Un jury composé de libraires, bibliothécaires, archivistes, historiens et généalogistes, attribue désormais chaque année (et pour la première fois en 2018) un prix au meilleur récit non encore publié, le lauréat étant ensuite publié dans cette collection par Archives & Culture.
Ce prix, remis à l’occasion du Salon de généalogie de Paris 15, a été décerné à Lucienne, parcours singulier, remarquablement écrit,d’une petite Bretonne (1889-1987) dont la longue vie traverse toutes les fractures et les conflits du XXe siècle.
Partie en 1908 comme préceptrice à Breslau, en Silésie, épouse d’un Allemand en 1913 (ça tombe mal), elle divorce dans les années 1920, revient en France, est réquisitionnée par les Allemands comme interprète sous l’Occupation, tout en entrant en parallèle dans un réseau de résistance...

- - - -

_EXERCICE A_:
Recopiez le passage de l'extrait compris entre « Un jury composé » et « réseau de résistance... », bornes incluses.
_EXERCICE B_:
Énumérez toutes les professions des membres du jury mentionnées dans l'extrait.
_EXERCICE C_:
D'après l'extrait, dans quelle ville Lucienne est-elle partie comme préceptrice en 1908 ?

- - - -

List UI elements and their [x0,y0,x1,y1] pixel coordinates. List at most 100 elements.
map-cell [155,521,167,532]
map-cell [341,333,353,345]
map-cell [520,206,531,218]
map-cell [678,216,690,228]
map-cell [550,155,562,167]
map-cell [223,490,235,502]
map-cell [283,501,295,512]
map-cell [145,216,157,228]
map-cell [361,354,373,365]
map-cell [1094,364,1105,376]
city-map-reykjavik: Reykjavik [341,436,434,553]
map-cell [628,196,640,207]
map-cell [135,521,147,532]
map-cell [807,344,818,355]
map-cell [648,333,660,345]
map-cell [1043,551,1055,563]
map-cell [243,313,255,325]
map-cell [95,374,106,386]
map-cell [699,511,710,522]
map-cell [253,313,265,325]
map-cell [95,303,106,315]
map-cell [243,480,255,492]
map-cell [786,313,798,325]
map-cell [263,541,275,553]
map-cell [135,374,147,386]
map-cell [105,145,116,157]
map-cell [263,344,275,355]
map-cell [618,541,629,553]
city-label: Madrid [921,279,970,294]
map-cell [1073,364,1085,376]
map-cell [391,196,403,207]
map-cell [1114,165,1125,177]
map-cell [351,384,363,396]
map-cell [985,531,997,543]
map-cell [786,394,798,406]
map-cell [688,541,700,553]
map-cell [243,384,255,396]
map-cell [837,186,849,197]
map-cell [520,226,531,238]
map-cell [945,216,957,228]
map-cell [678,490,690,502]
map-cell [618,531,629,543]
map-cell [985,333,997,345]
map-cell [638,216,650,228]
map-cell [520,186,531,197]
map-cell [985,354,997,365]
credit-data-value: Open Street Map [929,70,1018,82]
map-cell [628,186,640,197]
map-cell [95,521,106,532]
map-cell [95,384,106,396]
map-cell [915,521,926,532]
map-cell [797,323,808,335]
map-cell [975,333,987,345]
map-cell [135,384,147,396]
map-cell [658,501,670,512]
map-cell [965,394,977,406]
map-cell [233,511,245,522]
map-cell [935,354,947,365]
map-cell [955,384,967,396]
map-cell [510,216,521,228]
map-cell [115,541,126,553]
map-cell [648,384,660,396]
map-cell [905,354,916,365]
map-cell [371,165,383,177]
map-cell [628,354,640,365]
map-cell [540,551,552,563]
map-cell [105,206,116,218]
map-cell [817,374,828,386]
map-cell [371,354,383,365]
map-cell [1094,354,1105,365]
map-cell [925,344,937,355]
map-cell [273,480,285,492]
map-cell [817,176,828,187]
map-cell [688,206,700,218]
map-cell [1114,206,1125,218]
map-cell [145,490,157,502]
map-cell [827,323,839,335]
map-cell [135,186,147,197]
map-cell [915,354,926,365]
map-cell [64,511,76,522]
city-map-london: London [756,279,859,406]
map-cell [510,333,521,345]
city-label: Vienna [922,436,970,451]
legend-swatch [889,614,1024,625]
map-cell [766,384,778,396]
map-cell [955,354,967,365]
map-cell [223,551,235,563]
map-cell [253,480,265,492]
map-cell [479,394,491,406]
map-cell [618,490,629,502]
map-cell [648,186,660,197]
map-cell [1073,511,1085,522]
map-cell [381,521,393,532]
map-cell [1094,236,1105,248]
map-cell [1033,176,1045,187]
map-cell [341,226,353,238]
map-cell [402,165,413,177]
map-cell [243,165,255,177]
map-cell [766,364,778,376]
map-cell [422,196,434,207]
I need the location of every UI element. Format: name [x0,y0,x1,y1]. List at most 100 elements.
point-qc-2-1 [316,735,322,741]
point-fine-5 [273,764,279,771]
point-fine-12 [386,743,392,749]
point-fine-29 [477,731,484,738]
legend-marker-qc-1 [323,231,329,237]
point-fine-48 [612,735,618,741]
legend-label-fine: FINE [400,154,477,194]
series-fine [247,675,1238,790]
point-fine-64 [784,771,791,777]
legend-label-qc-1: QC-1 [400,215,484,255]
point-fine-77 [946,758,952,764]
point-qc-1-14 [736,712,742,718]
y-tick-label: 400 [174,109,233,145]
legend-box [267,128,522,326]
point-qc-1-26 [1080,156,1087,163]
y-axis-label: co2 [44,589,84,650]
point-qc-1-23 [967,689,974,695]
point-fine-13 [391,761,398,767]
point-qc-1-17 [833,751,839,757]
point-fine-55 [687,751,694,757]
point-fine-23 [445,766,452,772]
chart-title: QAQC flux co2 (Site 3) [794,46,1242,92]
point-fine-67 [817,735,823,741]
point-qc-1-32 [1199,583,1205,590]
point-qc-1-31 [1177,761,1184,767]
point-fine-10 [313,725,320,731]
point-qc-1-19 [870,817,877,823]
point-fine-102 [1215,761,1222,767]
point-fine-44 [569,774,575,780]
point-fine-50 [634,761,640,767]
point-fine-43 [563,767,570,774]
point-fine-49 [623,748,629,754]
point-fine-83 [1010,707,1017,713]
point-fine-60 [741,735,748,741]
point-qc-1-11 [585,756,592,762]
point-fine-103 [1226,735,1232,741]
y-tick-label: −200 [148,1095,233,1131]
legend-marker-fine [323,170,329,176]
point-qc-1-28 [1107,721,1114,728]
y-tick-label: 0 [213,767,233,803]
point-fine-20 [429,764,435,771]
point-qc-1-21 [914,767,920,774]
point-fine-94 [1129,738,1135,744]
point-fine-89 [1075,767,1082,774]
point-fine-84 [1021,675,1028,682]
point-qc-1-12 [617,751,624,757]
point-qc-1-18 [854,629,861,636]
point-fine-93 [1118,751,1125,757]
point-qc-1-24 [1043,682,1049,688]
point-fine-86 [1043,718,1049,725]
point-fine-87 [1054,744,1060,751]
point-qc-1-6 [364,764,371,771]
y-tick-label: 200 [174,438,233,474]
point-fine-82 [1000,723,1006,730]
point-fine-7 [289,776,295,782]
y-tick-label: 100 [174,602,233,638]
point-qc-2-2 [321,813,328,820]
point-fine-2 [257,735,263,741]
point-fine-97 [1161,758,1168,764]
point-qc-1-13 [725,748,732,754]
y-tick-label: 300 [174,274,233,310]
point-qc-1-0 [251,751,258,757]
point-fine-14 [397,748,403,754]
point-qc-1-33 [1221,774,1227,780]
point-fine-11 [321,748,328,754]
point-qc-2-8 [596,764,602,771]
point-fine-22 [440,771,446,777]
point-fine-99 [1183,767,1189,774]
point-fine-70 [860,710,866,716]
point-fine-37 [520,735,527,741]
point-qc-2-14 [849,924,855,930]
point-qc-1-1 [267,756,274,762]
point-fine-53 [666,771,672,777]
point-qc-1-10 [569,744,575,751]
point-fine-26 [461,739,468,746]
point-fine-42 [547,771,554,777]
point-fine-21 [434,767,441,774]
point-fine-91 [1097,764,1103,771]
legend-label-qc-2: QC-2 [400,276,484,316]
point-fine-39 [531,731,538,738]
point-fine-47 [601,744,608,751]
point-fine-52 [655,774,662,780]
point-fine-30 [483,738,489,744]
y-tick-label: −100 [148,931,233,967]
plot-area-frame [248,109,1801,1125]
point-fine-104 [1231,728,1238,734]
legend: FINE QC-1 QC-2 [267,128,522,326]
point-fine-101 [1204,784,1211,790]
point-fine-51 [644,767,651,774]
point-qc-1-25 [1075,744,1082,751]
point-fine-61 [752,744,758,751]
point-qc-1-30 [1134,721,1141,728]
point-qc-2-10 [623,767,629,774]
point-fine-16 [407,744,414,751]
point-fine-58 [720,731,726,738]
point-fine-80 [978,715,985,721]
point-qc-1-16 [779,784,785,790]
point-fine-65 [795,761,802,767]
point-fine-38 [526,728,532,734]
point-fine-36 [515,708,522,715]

- - - -

_CORRIGÉ RÉDIGÉ A_:
Un jury composé de libraires, bibliothécaires, archivistes, historiens et généalogistes, attribue désormais chaque année (et pour la première fois en 2018) un prix au meilleur récit non encore publié, le lauréat étant ensuite publié dans cette collection par Archives & Culture.
Ce prix, remis à l’occasion du Salon de généalogie de Paris 15, a été décerné à Lucienne, parcours singulier, remarquablement écrit,d’une petite Bretonne (1889-1987) dont la longue vie traverse toutes les fractures et les conflits du XXe siècle.
Partie en 1908 comme préceptrice à Breslau, en Silésie, épouse d’un Allemand en 1913 (ça tombe mal), elle divorce dans les années 1920, revient en France, est réquisitionnée par les Allemands comme interprète sous l’Occupation, tout en entrant en parallèle dans un réseau de résistance...

_CORRIGÉ RÉDIGÉ B_:
Libraires, bibliothécaires, archivistes, historiens et généalogistes.

_CORRIGÉ RÉDIGÉ C_:
À Breslau, en Silésie.